* Exercise A *
Filter the records down to every line that contains the string "header", and copy those lines.

* Document text *
>> BEGIN

I have to share it now as we are now into December and there are so many holiday parties and if you are hosting one or going to one and need to bring something are probably already planning it out in your head. In past years I would have had our whole Christmas menu planned out. From what we were serving for our large Christmas Eve dinner we host, Christmas morning brunch for our family, my parents who stay with us, and my grandmother (who also stays when she is able but is always here), and what we are bringing to the in-laws if we are going there or serving for ourselves or us and some extended family on Christmas night. That all changed last year with our remodel that had our whole main level torn apart until a week and a half before Christmas. It was such a different year in that I should have been so stressed but I was just in a well if we eat dinner on the floor we eat dinner on the floor mood.
Vegan cheesecakes like this are one of my go to desserts for get togethers or taking to a party as everyone can enjoy them as they are dairy free, gluten free, and vegan so everyone can enjoy them. With the exception of someone with nut allergies which we don’t have any friends or family with. We have many friends and family who are dairy free, gluten free, vegan, vegetarian, or paleo. Everyone seems to enjoy them, there are still favorites though like my Raw Chocolate Mocha Cake. I thought about making this one more like that but I loved the colors in the layers this would have and would really make the Cranberry Cherry Topping pop! This is something I would serve Christmas night or bring to a family Christmas gathering. Otherwise it’s all about the cookies! Christmas Eve we have a whole spread of cookies my mom and I make, Brandy Alexanders for the adults that my uncle makes, and a dessert my uncle brings that I always loved as a kid my aunt made before she past and he still makes it for me every year. He makes 2 pans, one to put out and one for me that I wouldn’t eat for dessert but for breakfast the day after Christmas.

>> END

* Exercise B *
Carry on the post about holiday desserts, picking up right after its last sentence.

* Records shown *
>> BEGIN

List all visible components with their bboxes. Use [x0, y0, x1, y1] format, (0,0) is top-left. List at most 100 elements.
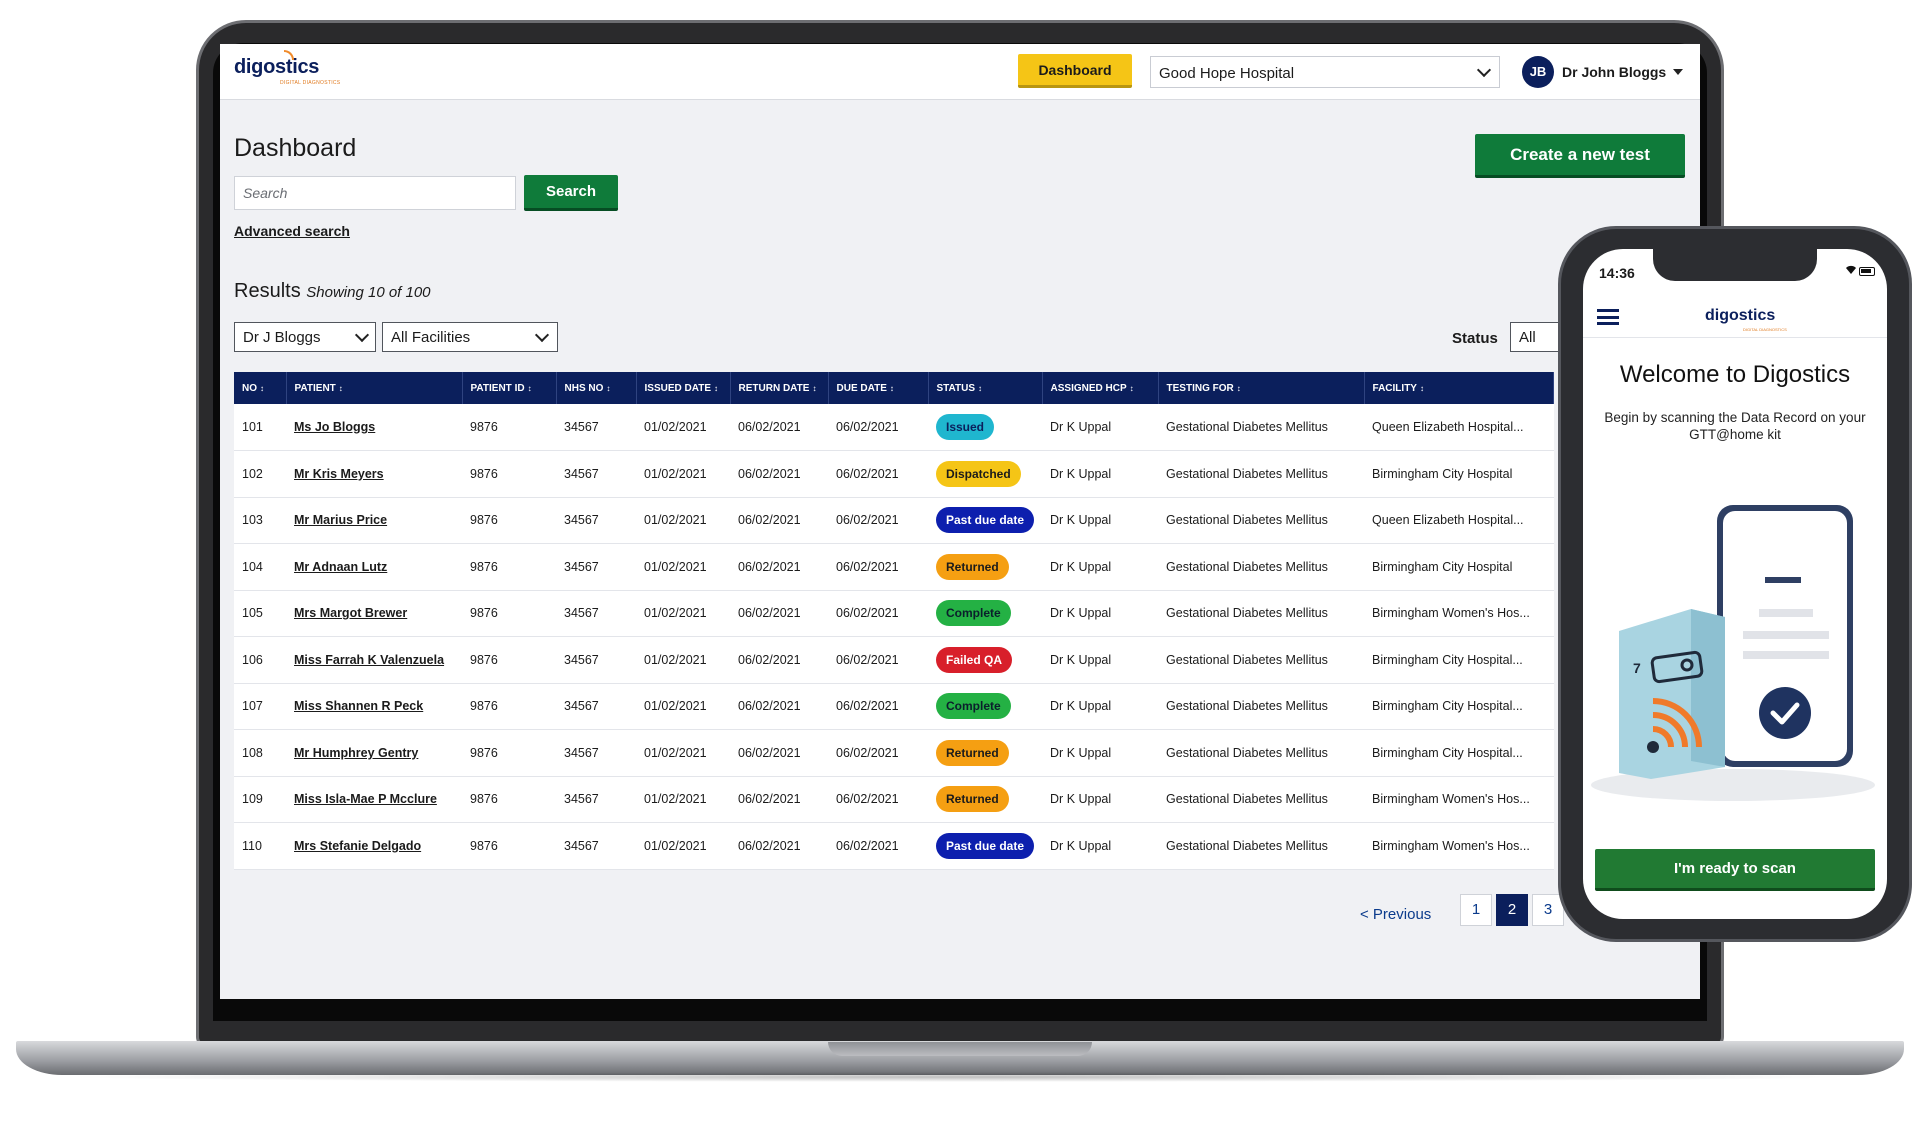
status-badge-cell: Complete — [928, 683, 1043, 730]
row-number-cell: 104 — [234, 543, 286, 591]
hospital-select-value: Good Hope Hospital — [1159, 65, 1295, 82]
table-row[interactable]: 108 Mr Humphrey Gentry 9876 34567 01/02/2021… — [234, 729, 1554, 777]
patient-name-link-cell[interactable]: Mr Adnaan Lutz — [286, 543, 462, 591]
search-button[interactable]: Search — [524, 175, 618, 211]
issued-date-cell: 01/02/2021 — [636, 822, 730, 870]
create-test-button[interactable]: Create a new test — [1475, 134, 1685, 178]
status-badge-cell: Issued — [928, 404, 1043, 451]
patient-name-link-cell[interactable]: Mr Marius Price — [286, 497, 462, 544]
nhs-number-cell: 34567 — [556, 729, 636, 777]
ready-to-scan-button[interactable]: I'm ready to scan — [1595, 849, 1875, 891]
phone-frame: 14:36 digostics DIGITAL DIAGNOSTICS Welc… — [1558, 226, 1912, 942]
menu-icon[interactable] — [1597, 309, 1619, 325]
testing-for-cell: Gestational Diabetes Mellitus — [1158, 404, 1365, 451]
row-number-cell: 107 — [234, 683, 286, 730]
advanced-search-link[interactable]: Advanced search — [234, 223, 350, 239]
column-header[interactable]: NHS NO ↕ — [556, 372, 637, 404]
hospital-select[interactable]: Good Hope Hospital — [1150, 56, 1500, 88]
patient-name-link-cell[interactable]: Miss Farrah K Valenzuela — [286, 636, 462, 684]
patient-name-link-cell[interactable]: Miss Shannen R Peck — [286, 683, 462, 730]
facility-filter-select[interactable]: All Facilities — [382, 322, 558, 352]
table-row[interactable]: 107 Miss Shannen R Peck 9876 34567 01/02/202… — [234, 683, 1554, 730]
status-badge-cell: Returned — [928, 543, 1043, 591]
sort-icon: ↕ — [1129, 383, 1134, 393]
status-time: 14:36 — [1599, 265, 1635, 281]
hcp-filter-select[interactable]: Dr J Bloggs — [234, 322, 376, 352]
patient-name-link-cell[interactable]: Mrs Stefanie Delgado — [286, 822, 462, 870]
patient-id-cell: 9876 — [462, 450, 556, 498]
nhs-number-cell: 34567 — [556, 776, 636, 823]
issued-date-cell: 01/02/2021 — [636, 497, 730, 544]
assigned-hcp-cell: Dr K Uppal — [1042, 683, 1159, 730]
dashboard-button[interactable]: Dashboard — [1018, 54, 1132, 88]
sort-icon: ↕ — [714, 383, 718, 393]
column-header[interactable]: TESTING FOR ↕ — [1158, 372, 1365, 404]
table-row[interactable]: 103 Mr Marius Price 9876 34567 01/02/2021 06/… — [234, 497, 1554, 544]
table-row[interactable]: 101 Ms Jo Bloggs 9876 34567 01/02/2021 06/02/… — [234, 404, 1554, 451]
laptop-screen: digostics DIGITAL DIAGNOSTICS Dashboard … — [220, 44, 1700, 999]
status-badge-cell: Past due date — [928, 822, 1043, 870]
patient-name-link-cell[interactable]: Mr Kris Meyers — [286, 450, 462, 498]
avatar[interactable]: JB — [1522, 56, 1554, 88]
column-header[interactable]: STATUS ↕ — [928, 372, 1043, 404]
search-input[interactable] — [234, 176, 516, 210]
user-name[interactable]: Dr John Bloggs — [1562, 64, 1666, 80]
patient-id-cell: 9876 — [462, 590, 556, 637]
due-date-cell: 06/02/2021 — [828, 683, 928, 730]
column-header[interactable]: NO ↕ — [234, 372, 287, 404]
wifi-icon — [1845, 265, 1857, 278]
assigned-hcp-cell: Dr K Uppal — [1042, 543, 1159, 591]
logo[interactable]: digostics — [234, 56, 319, 79]
testing-for-cell: Gestational Diabetes Mellitus — [1158, 729, 1365, 777]
status-badge: Complete — [936, 600, 1011, 627]
assigned-hcp-cell: Dr K Uppal — [1042, 776, 1159, 823]
due-date-cell: 06/02/2021 — [828, 729, 928, 777]
page-button-1[interactable]: 1 — [1460, 894, 1492, 926]
due-date-cell: 06/02/2021 — [828, 776, 928, 823]
patient-name-link-cell[interactable]: Mr Humphrey Gentry — [286, 729, 462, 777]
return-date-cell: 06/02/2021 — [730, 636, 828, 684]
return-date-cell: 06/02/2021 — [730, 729, 828, 777]
due-date-cell: 06/02/2021 — [828, 404, 928, 451]
assigned-hcp-cell: Dr K Uppal — [1042, 450, 1159, 498]
status-filter-label: Status — [1452, 330, 1498, 347]
issued-date-cell: 01/02/2021 — [636, 636, 730, 684]
table-row[interactable]: 105 Mrs Margot Brewer 9876 34567 01/02/2021 0… — [234, 590, 1554, 637]
return-date-cell: 06/02/2021 — [730, 776, 828, 823]
patient-name-link-cell[interactable]: Miss Isla-Mae P Mcclure — [286, 776, 462, 823]
column-header[interactable]: ASSIGNED HCP ↕ — [1042, 372, 1159, 404]
sort-icon: ↕ — [889, 383, 894, 393]
facility-cell: Birmingham City Hospital... — [1364, 683, 1554, 730]
status-badge: Complete — [936, 693, 1011, 720]
caret-down-icon[interactable] — [1673, 69, 1683, 75]
facility-cell: Birmingham City Hospital... — [1364, 729, 1554, 777]
patient-id-cell: 9876 — [462, 497, 556, 544]
page-button-2[interactable]: 2 — [1496, 894, 1528, 926]
row-number-cell: 103 — [234, 497, 286, 544]
table-row[interactable]: 106 Miss Farrah K Valenzuela 9876 34567 01/0… — [234, 636, 1554, 684]
previous-page-link[interactable]: < Previous — [1360, 906, 1431, 923]
column-header[interactable]: ISSUED DATE ↕ — [636, 372, 731, 404]
table-row[interactable]: 109 Miss Isla-Mae P Mcclure 9876 34567 01/02… — [234, 776, 1554, 823]
column-header[interactable]: DUE DATE ↕ — [828, 372, 929, 404]
return-date-cell: 06/02/2021 — [730, 683, 828, 730]
testing-for-cell: Gestational Diabetes Mellitus — [1158, 776, 1365, 823]
column-header[interactable]: PATIENT ID ↕ — [462, 372, 557, 404]
table-row[interactable]: 102 Mr Kris Meyers 9876 34567 01/02/2021 06/0… — [234, 450, 1554, 498]
due-date-cell: 06/02/2021 — [828, 543, 928, 591]
table-row[interactable]: 110 Mrs Stefanie Delgado 9876 34567 01/02/20… — [234, 822, 1554, 870]
issued-date-cell: 01/02/2021 — [636, 404, 730, 451]
column-header[interactable]: RETURN DATE ↕ — [730, 372, 829, 404]
patient-name-link-cell[interactable]: Mrs Margot Brewer — [286, 590, 462, 637]
column-header[interactable]: PATIENT ↕ — [286, 372, 463, 404]
table-row[interactable]: 104 Mr Adnaan Lutz 9876 34567 01/02/2021 06/0… — [234, 543, 1554, 591]
nhs-number-cell: 34567 — [556, 822, 636, 870]
assigned-hcp-cell: Dr K Uppal — [1042, 822, 1159, 870]
due-date-cell: 06/02/2021 — [828, 590, 928, 637]
column-header[interactable]: FACILITY ↕ — [1364, 372, 1555, 404]
chevron-down-icon — [534, 327, 550, 343]
row-number-cell: 105 — [234, 590, 286, 637]
battery-icon — [1859, 267, 1875, 276]
patient-name-link-cell[interactable]: Ms Jo Bloggs — [286, 404, 462, 451]
table-header-row: NO ↕ PATIENT ↕ PATIENT ID ↕ NHS NO ↕ ISSUED … — [234, 372, 1555, 404]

>> END

* Final result A *
column-header[interactable]: NHS NO ↕ — [556, 372, 637, 404]
column-header[interactable]: TESTING FOR ↕ — [1158, 372, 1365, 404]
column-header[interactable]: STATUS ↕ — [928, 372, 1043, 404]
column-header[interactable]: NO ↕ — [234, 372, 287, 404]
column-header[interactable]: ASSIGNED HCP ↕ — [1042, 372, 1159, 404]
column-header[interactable]: ISSUED DATE ↕ — [636, 372, 731, 404]
column-header[interactable]: DUE DATE ↕ — [828, 372, 929, 404]
column-header[interactable]: PATIENT ID ↕ — [462, 372, 557, 404]
column-header[interactable]: RETURN DATE ↕ — [730, 372, 829, 404]
column-header[interactable]: PATIENT ↕ — [286, 372, 463, 404]
column-header[interactable]: FACILITY ↕ — [1364, 372, 1555, 404]
table-header-row: NO ↕ PATIENT ↕ PATIENT ID ↕ NHS NO ↕ ISSUED … — [234, 372, 1555, 404]

* Final result B *
I had also thought about make this into little bites size cheesecakes in a mini muffin tin but they aren’t something that would be buffet friendly and could sit out unfortunately.
Do you have any must make dishes for the holidays? Traditions? I’m trying to really focus in on the traditions more this year and family. I have some of my grandparents Christmas things that have been past down to me. Growing up my grandparents, especially my grandpa, loved Christmas and it was always such a huge amazing event. My grandmother is in a nursing home now and in past years has stayed with us for Christmas when she is able to even with my husband and dad having to get her up and help her a lot it was still nice to have her here and not in a nursing home. That won’t be the case this year but I will still get her here for Christmas morning. I don’t post a lot but sometimes our weekly visits to my grandmother. We are very close and the girls and I bring her coffee, flowers, and do her nails every other week. I’m not sure if it’s having her Christmas things, her health and mood lately, or something else but I’m feeling a little emotional and wanting to cherish every moment with her and my family.
Black and White Cranberry Cherry Cheesecake
Makes a 8″ round, 16-20 servings
4 Go Macro Bars (2 Cashew Caramel, 2 Cherries & Berries)
1 3/4c raw cashews and or almonds
1/3c cacao powder (used Navitas Naturals Cacoa Powder)
1c Medjool dates, pitted and soaked if dry (about 6 large)
1 TBSP coconut oil, melted
2c raw cashews, cashew pieces (soaked 4 hours or overnight)
1/3c pure maple syrup or agave
1/2c canned full fat coconut milk (So Delicious Original Culinary Coconut Milk)
2 TBSP fresh lemon juice
1 vanilla bean or 1 TBSP vanilla bean paste or vanilla extract
2c fat canned full fat coconut milk, thick cream part, refrigerated overnight (used So Delicious Culinary Coconut Milk, Original)*
1/2c pure maple syrup or agave
1/2c cacao powder (Navitas Naturals)
1/4c chocolate chips, melted (Enjoy Life Chocolate Chips)
Cranberry Cherry Topping:
2 TBSP cornstarch
1/4 teaspoon salt
2c pitted frozen cherries
2c fresh whole cranberries
2 TBSP lemon juice
*If using So Delicious Culinary Coconut Milk it does not need to be refrigerated ahead of time as there is not watery liquid and can be used at room temp and will actually blend better at room temp.
Start by soaking the cashews 4 hours or overnight and placing the canned coconut milk in the refrigerator the night before (or sooner).
If making the crust with Go Macro Bars just pulse bars to a coarse crumble in a food processor and press into the bottom of your 8″ springform, or removable bottom round pan.
If making the chocolate crust. Place nuts for crust (almonds and/or cashews) into a food processor and pulse until ground. Add dates, cacao powder, and coconut oil to the food processor and pulse until combined. Press mixture into the bottom of a springform cheesecake pan. Place the pan in the freezer while you make the filling.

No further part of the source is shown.